#### [Set task]
Which lines include the word "alla"? Copy each of them.

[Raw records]

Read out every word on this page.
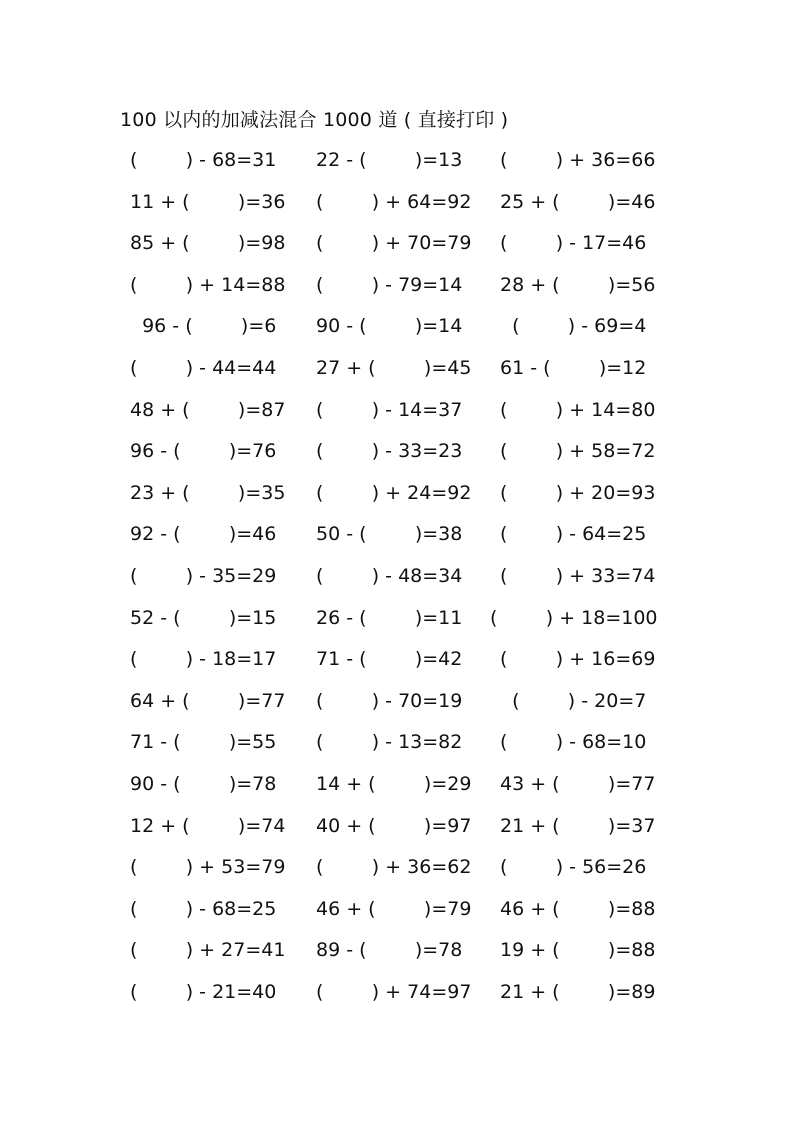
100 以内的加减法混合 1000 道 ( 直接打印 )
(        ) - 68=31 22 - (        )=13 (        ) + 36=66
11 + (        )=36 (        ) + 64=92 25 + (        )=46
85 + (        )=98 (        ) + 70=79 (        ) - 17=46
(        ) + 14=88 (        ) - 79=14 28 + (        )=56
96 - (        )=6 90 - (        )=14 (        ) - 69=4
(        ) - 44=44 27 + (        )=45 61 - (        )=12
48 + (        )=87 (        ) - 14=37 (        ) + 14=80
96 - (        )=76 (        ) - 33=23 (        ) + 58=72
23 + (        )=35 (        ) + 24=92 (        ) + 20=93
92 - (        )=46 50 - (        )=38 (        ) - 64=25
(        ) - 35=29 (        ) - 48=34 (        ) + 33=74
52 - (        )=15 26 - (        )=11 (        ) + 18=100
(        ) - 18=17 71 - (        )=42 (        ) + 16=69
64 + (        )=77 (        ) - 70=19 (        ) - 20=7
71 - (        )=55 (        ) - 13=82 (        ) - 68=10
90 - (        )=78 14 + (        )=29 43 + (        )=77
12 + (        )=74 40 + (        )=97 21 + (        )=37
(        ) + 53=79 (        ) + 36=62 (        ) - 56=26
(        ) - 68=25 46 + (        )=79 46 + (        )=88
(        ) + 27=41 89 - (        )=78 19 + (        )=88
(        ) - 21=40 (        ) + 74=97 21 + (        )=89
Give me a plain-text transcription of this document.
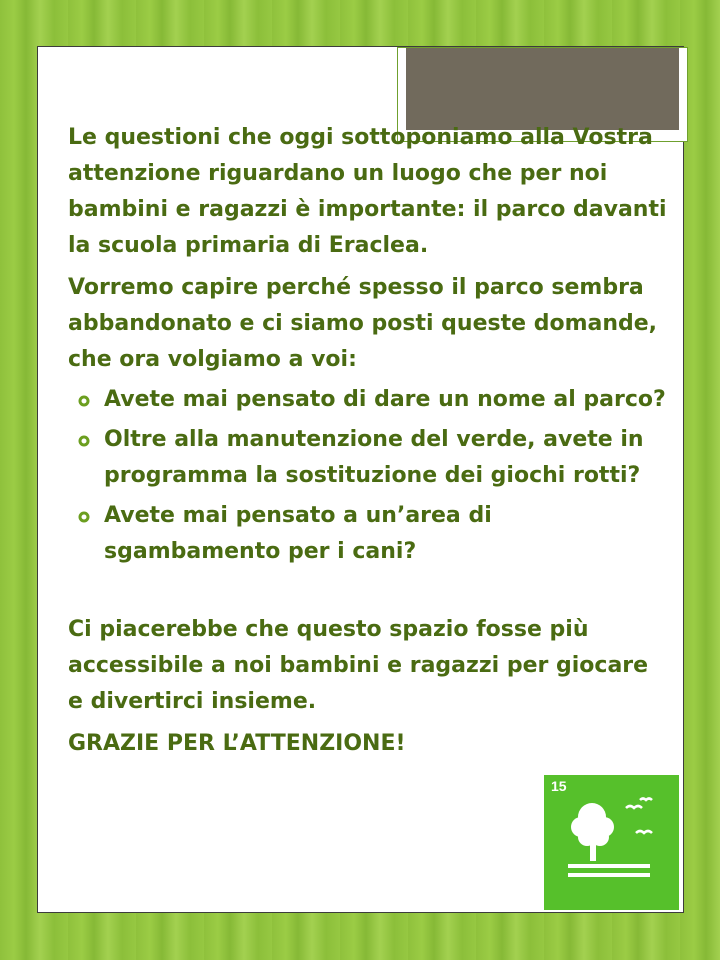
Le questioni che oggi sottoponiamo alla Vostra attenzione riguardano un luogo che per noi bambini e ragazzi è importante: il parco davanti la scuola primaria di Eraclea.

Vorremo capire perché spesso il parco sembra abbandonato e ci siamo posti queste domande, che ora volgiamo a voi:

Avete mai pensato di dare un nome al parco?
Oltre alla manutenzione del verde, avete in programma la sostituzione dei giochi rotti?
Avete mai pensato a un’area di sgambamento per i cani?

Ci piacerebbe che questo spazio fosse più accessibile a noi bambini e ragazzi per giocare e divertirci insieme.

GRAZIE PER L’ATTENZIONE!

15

#### [Result of the exercise]
Le questioni che oggi sottoponiamo alla Vostra attenzione riguardano un luogo che per noi bambini e ragazzi è importante: il parco davanti la scuola primaria di Eraclea.
Oltre alla manutenzione del verde, avete in programma la sostituzione dei giochi rotti?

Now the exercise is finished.